» PROMPT:
Determine the number of lines where "workflow" occurs and reply with that number by itself.

····················

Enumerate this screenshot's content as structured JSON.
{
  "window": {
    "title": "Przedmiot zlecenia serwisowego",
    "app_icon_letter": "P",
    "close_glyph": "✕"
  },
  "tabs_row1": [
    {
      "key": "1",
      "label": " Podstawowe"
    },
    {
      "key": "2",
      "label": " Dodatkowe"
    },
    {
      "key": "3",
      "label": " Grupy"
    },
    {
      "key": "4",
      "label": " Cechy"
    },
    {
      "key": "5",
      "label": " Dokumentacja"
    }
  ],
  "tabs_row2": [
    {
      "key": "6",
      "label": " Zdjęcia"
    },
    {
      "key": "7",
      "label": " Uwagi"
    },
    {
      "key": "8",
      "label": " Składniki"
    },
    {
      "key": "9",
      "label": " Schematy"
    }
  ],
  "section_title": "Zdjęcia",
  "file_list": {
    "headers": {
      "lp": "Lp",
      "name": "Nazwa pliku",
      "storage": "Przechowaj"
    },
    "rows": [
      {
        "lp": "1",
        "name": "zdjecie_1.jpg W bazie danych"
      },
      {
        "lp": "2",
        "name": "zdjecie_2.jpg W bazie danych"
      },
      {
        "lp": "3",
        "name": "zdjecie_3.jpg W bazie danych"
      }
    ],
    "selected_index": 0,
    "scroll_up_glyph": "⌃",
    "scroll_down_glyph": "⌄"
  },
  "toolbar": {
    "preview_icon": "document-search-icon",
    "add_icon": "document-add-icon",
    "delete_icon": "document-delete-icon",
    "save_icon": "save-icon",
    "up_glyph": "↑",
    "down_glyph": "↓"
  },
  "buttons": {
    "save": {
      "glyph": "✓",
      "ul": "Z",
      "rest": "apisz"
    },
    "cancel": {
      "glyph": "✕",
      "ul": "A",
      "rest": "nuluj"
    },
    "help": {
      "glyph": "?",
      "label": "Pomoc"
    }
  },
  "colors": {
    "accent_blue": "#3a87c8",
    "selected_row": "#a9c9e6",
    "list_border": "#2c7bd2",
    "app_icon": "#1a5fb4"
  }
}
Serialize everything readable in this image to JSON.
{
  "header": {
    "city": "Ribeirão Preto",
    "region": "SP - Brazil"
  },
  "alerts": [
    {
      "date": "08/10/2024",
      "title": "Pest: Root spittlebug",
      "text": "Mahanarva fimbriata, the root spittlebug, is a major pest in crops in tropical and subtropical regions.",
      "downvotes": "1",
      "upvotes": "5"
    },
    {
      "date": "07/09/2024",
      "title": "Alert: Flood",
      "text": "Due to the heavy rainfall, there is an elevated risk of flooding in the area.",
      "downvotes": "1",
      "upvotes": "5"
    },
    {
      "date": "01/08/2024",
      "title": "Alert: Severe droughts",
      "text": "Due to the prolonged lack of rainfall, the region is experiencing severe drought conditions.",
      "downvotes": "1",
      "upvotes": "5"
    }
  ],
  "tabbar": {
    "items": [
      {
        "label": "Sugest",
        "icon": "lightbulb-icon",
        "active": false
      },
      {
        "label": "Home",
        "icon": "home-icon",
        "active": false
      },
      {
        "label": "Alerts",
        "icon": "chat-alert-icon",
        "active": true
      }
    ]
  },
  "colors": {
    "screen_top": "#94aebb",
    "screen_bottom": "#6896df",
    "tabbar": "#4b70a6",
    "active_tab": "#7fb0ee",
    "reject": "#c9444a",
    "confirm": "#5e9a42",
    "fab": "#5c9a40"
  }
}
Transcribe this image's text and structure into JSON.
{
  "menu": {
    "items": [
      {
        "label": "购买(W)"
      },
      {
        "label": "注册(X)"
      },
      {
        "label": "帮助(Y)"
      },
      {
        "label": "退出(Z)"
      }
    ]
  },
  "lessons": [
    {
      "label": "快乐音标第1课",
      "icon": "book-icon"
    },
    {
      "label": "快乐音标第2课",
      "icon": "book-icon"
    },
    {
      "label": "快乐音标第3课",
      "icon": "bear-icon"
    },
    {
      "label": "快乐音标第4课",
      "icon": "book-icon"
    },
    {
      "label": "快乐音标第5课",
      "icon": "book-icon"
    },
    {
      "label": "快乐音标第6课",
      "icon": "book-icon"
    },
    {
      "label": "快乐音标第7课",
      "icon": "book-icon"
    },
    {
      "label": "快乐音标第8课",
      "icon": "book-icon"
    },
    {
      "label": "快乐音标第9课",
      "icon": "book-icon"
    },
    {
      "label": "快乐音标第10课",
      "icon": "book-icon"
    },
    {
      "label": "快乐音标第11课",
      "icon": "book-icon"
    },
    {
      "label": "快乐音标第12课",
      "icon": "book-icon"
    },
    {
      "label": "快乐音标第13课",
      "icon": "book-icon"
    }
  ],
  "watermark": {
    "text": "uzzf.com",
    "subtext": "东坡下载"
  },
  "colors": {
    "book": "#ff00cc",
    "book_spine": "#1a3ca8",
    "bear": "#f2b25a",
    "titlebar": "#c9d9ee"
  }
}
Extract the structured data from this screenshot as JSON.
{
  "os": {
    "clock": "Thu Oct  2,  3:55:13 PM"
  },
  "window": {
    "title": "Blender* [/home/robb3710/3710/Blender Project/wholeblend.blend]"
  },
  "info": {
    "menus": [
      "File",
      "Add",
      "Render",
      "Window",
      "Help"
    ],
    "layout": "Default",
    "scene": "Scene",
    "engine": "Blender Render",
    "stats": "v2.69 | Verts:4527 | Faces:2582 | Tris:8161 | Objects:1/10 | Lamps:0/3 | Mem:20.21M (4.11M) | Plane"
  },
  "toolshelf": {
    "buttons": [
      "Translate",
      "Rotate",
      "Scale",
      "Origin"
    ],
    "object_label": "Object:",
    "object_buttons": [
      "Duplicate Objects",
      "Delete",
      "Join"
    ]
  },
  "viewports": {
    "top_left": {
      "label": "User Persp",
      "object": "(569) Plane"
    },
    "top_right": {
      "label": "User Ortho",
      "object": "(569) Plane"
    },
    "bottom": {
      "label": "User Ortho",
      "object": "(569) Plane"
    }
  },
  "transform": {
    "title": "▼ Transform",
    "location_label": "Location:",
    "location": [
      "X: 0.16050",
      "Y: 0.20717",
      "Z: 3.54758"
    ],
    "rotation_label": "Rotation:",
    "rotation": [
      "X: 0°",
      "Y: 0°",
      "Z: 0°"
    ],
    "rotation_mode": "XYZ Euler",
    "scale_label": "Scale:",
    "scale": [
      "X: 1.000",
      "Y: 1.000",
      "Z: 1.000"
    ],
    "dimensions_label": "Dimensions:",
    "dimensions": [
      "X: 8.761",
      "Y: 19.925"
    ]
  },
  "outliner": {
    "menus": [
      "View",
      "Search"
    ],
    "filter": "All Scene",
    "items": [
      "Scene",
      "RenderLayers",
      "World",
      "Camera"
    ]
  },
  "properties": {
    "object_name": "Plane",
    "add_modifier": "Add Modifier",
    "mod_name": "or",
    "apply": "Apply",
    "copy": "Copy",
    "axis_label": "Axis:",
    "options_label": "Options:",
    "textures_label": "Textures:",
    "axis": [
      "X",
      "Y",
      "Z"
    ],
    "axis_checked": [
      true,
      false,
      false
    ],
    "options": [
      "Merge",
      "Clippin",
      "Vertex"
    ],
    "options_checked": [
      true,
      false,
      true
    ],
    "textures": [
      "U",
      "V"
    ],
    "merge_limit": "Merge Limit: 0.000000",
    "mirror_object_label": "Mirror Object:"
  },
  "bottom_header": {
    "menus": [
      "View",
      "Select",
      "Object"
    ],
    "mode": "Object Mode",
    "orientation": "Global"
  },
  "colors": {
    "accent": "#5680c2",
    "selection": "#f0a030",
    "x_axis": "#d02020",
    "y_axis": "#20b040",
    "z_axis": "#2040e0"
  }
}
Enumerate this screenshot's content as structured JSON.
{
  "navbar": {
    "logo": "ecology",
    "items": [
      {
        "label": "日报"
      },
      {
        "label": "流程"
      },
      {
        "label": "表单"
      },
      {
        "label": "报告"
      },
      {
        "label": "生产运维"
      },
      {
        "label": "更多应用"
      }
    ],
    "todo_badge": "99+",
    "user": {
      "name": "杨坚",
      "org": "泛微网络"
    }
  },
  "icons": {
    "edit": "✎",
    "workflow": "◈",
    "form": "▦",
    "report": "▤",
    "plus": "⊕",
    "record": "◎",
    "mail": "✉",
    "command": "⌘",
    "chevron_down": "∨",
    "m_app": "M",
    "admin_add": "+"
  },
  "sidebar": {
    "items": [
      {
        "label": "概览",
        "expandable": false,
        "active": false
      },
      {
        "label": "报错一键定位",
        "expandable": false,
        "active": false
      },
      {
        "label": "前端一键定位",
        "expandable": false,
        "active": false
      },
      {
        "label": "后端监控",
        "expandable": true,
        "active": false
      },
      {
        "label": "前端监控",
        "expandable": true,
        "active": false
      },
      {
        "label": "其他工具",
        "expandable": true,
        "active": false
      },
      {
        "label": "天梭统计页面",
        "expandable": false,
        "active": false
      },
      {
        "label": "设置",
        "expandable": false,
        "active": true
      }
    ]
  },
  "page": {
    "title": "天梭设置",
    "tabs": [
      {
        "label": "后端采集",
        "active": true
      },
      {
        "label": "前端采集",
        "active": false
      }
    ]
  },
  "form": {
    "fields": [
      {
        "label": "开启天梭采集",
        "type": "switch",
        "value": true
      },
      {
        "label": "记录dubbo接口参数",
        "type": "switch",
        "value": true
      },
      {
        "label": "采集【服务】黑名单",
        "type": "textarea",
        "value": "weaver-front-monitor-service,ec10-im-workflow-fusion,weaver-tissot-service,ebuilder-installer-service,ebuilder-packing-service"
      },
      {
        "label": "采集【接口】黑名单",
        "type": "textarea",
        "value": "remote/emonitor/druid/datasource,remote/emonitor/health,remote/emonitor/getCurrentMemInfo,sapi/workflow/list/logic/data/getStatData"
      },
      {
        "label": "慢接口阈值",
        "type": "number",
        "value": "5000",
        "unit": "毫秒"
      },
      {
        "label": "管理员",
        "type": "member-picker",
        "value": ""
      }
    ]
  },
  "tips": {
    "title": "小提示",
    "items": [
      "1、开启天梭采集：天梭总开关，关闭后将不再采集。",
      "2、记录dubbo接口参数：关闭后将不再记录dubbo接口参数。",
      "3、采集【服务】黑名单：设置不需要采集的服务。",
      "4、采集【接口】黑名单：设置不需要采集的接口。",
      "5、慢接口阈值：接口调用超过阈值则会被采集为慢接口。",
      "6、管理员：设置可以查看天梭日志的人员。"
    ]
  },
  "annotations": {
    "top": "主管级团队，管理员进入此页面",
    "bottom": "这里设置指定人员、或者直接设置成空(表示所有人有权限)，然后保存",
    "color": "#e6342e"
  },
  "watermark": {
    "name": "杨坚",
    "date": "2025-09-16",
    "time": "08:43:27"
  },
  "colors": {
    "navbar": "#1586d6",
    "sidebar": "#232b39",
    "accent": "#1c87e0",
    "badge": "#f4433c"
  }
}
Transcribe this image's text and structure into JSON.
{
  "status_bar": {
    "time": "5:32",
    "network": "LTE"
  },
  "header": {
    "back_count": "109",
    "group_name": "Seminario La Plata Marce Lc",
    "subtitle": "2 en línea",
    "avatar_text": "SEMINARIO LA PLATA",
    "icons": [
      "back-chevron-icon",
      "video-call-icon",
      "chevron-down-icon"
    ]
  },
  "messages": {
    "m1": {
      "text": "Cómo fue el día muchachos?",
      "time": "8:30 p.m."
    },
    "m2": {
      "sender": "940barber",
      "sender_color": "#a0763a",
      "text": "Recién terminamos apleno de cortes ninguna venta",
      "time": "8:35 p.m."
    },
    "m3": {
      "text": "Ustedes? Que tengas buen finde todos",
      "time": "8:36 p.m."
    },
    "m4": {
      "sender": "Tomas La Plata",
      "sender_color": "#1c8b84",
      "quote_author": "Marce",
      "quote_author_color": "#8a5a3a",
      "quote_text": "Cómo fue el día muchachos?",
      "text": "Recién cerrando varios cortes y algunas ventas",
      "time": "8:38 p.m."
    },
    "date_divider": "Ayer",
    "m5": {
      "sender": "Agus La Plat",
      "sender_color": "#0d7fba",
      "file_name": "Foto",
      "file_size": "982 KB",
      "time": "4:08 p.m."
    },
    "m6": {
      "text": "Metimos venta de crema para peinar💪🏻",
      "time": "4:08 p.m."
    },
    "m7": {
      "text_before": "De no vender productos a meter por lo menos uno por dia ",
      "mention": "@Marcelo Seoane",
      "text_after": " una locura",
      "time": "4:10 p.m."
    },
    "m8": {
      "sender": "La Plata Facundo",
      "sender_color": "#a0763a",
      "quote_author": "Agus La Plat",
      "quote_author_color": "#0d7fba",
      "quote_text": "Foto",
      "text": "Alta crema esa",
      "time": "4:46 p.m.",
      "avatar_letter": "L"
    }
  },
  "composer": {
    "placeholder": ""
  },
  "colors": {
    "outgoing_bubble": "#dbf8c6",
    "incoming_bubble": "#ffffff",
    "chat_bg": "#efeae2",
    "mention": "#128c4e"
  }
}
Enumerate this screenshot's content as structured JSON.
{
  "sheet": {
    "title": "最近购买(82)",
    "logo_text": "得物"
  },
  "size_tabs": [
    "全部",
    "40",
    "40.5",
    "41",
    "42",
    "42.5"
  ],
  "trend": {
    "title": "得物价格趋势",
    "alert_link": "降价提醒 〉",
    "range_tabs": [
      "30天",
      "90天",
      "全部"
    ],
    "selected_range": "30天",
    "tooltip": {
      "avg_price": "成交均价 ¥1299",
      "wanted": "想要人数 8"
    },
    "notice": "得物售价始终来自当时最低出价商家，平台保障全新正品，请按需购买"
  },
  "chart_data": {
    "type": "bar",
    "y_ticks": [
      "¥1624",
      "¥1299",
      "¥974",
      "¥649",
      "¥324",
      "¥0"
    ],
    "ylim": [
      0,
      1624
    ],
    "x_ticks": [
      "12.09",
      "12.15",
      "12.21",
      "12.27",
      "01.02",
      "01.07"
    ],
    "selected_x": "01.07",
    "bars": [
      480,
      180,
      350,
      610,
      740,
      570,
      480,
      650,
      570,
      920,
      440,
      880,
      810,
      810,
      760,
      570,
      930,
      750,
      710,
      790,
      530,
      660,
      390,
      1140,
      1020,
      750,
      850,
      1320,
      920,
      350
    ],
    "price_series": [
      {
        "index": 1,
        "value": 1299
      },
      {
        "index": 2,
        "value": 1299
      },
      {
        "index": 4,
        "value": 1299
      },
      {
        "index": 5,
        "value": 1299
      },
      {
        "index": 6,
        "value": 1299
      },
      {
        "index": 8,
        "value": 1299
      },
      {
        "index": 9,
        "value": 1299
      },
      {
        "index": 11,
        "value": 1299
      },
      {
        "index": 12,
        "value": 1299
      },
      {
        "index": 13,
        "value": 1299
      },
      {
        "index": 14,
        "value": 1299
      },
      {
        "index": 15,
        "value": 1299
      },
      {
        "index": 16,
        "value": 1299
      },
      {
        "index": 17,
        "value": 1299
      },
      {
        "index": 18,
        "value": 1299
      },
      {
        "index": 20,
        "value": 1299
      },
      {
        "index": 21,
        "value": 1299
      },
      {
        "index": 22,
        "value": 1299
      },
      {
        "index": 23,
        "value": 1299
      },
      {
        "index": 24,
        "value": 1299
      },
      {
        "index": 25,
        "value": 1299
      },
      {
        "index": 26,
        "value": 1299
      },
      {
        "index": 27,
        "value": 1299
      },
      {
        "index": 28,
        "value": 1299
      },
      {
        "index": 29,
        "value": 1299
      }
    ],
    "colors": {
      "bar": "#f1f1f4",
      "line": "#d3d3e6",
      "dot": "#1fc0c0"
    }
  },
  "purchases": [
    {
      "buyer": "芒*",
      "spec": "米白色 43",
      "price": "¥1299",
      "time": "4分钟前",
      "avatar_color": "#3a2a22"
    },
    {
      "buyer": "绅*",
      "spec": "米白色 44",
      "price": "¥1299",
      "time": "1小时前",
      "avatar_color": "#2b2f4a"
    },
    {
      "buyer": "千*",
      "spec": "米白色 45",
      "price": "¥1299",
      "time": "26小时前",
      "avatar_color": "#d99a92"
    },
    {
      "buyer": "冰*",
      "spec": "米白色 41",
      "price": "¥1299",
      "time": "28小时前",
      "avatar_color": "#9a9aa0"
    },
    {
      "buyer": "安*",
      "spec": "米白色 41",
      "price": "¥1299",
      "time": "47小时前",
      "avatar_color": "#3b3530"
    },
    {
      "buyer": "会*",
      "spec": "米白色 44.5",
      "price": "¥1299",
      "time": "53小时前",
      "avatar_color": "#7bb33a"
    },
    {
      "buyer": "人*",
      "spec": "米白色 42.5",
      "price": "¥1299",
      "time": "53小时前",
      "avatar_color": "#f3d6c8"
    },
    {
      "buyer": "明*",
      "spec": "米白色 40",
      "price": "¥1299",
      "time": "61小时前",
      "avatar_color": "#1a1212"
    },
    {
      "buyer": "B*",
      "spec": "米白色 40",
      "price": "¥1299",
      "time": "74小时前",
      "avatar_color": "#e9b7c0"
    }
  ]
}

····················

» EXERCISE SOLUTION:
3